§ Reading passage:

- - - -

For details about gmond configuration options, simply run

% man gmond.conf

for a complete listing of options with detailed explanations.

=head2 Gmetad Configuration

The behavior of the Ganglia Meta Daemon is completely controlled by a single configuration
file which is by default C</etc/gmetad.conf>. For gmetad to do anything useful you much
specify at least one C<data_source> in the configuration. The format of the data_source
line is as follows

data_source "Cluster A" 127.0.0.1 1.2.3.4:8655 1.2.3.5:8625
data_source "Cluster B" 1.2.4.4:8655

In this example, there are two unique data sources: "Cluster A" and "Cluster B". The
Cluster A data source has three redundant sources. If gmetad cannot pull the data
from the first source, it will continue trying the other sources in order.

If you do not specify a port number, gmetad will assume the default ganglia port which
is 8649 (U*N*I*X on a phone key pad)

Here is a sample gmetad configuration file with comments

# This is an example of a Ganglia Meta Daemon configuration file
# http://ganglia.sourceforge.net/
#
#-------------------------------------------------------------------------------
# Setting the debug_level to 1 will keep daemon in the forground and
# show only error messages. Setting this value higher than 1 will make
# gmetad output debugging information and stay in the foreground.
# default: 0
# debug_level 10
#
#-------------------------------------------------------------------------------
# What to monitor. The most important section of this file.
#
# The data_source tag specifies either a cluster or a grid to
# monitor. If we detect the source is a cluster, we will maintain a complete
# set of RRD databases for it, which can be used to create historical
# graphs of the metrics. If the source is a grid (it comes from another gmetad),
# we will only maintain summary RRDs for it.
#
# Format:
# data_source "my cluster" [polling interval] address1:port addreses2:port ...
#
# The keyword 'data_source' must immediately be followed by a unique
# string which identifies the source, then an optional polling interval in
# seconds. The source will be polled at this interval on average.
# If the polling interval is omitted, 15sec is asssumed.
#
# A list of machines which service the data source follows, in the
# format ip:port, or name:port. If a port is not specified then 8649
# (the default gmond port) is assumed.
# default: There is no default value
#
# data_source "my cluster" 10 localhost my.machine.edu:8649 1.2.3.5:8655
# data_source "my grid" 50 1.3.4.7:8655 grid.org:8651 grid-backup.org:8651
# data_source "another source" 1.3.4.7:8655 1.3.4.8

data_source "my cluster" localhost

#
#-------------------------------------------------------------------------------
# Scalability mode. If on, we summarize over downstream grids, and respect
# authority tags. If off, we take on 2.5.0-era behavior: we do not wrap our output
# in <GRID></GRID> tags, we ignore all <GRID> tags we see, and always assume
# we are the "authority" on data source feeds. This approach does not scale to
# large groups of clusters, but is provided for backwards compatibility.

- - - -

§ Data lines:
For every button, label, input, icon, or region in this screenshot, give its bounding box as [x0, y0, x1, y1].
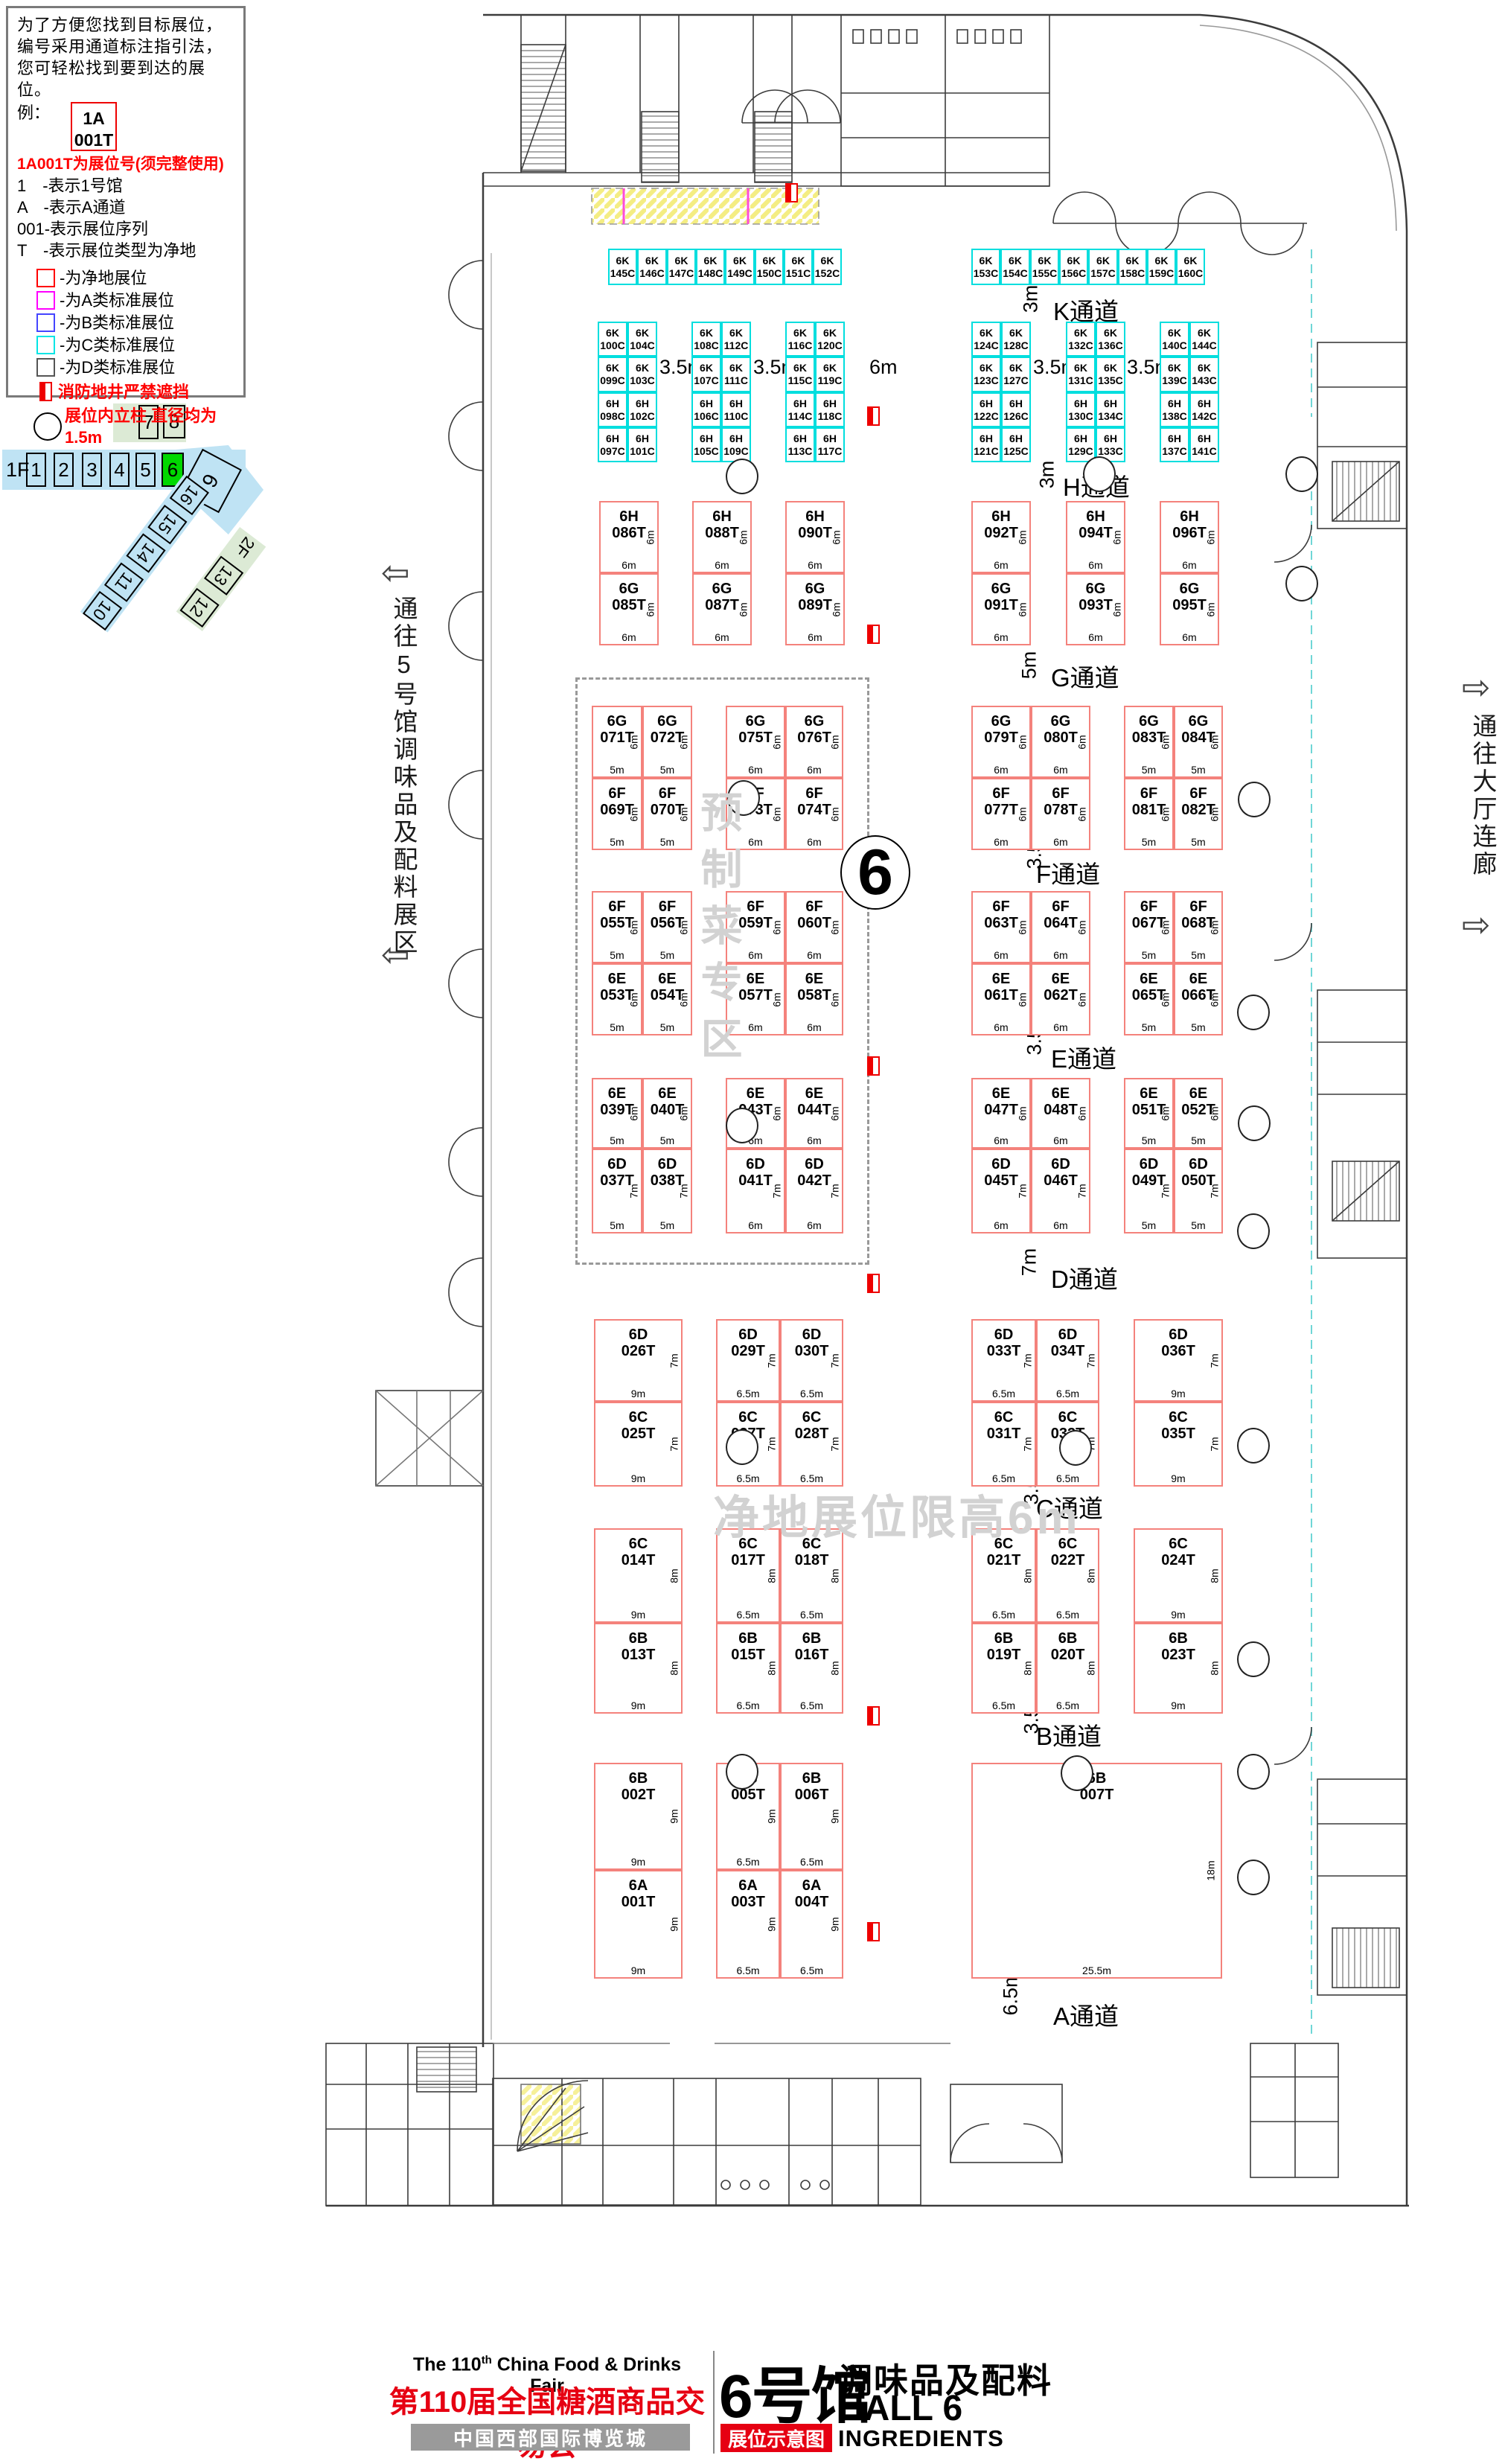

- - - -

§ Things to do:
#1 Summarize the Gmetad Configuration section in two sentences.
#2 Transcribe the Gmetad Configuration section from "The behavior of" up to and including "phone key pad)".
#3 Pick up the Gmetad Configuration section at the point where it stops, and keep writing it.
The listing has no role in this work.

§ Answers in order:
#1 The Ganglia Meta Daemon is controlled entirely by one configuration file, /etc/gmetad.conf by default, which must contain at least one data_source line giving a unique name for the source, an optional polling interval in seconds (15 seconds if omitted), and a list of machines that serve it. If a source lists several redundant machines, gmetad tries them in order when it cannot pull data from the first, and it assumes port 8649 when no port is specified.

#2
The behavior of the Ganglia Meta Daemon is completely controlled by a single configuration
file which is by default C</etc/gmetad.conf>. For gmetad to do anything useful you much
specify at least one C<data_source> in the configuration. The format of the data_source
line is as follows

data_source "Cluster A" 127.0.0.1 1.2.3.4:8655 1.2.3.5:8625
data_source "Cluster B" 1.2.4.4:8655

In this example, there are two unique data sources: "Cluster A" and "Cluster B". The
Cluster A data source has three redundant sources. If gmetad cannot pull the data
from the first source, it will continue trying the other sources in order.

If you do not specify a port number, gmetad will assume the default ganglia port which
is 8649 (U*N*I*X on a phone key pad)

#3
# default: on
# scalable off
#
#-------------------------------------------------------------------------------
# The name of this Grid. All the data sources above will be wrapped in a GRID
# tag with this name.
# default: Unspecified
# gridname "MyGrid"
#
#-------------------------------------------------------------------------------
# The authority URL for this grid. Used by other gmetads to locate graphs
# for our data sources. Generally points to a ganglia/
# website on this machine.
# default: "http://hostname/ganglia/",
# where hostname is the name of this machine, as defined by gethostname().
# authority "http://mycluster.org/newprefix/"
#
#-------------------------------------------------------------------------------
# List of machines this gmetad will share XML with. Localhost
# is always trusted.
# default: There is no default value
# trusted_hosts 127.0.0.1 169.229.50.165 my.gmetad.org
#
#-------------------------------------------------------------------------------
# If you want any host which connects to the gmetad XML to receive
# data, then set this value to "on"
# default: off
# all_trusted on
#
#-------------------------------------------------------------------------------
# If you don't want gmetad to setuid then set this to off
# default: on
# setuid off
#
#-------------------------------------------------------------------------------
# User gmetad will setuid to (defaults to "nobody")
# default: "nobody"
# setuid_username "nobody"
#
#-------------------------------------------------------------------------------
# The port gmetad will answer requests for XML
# default: 8651
# xml_port 8651
#
#-------------------------------------------------------------------------------
# The port gmetad will answer queries for XML. This facility allows
# simple subtree and summation views of the XML tree.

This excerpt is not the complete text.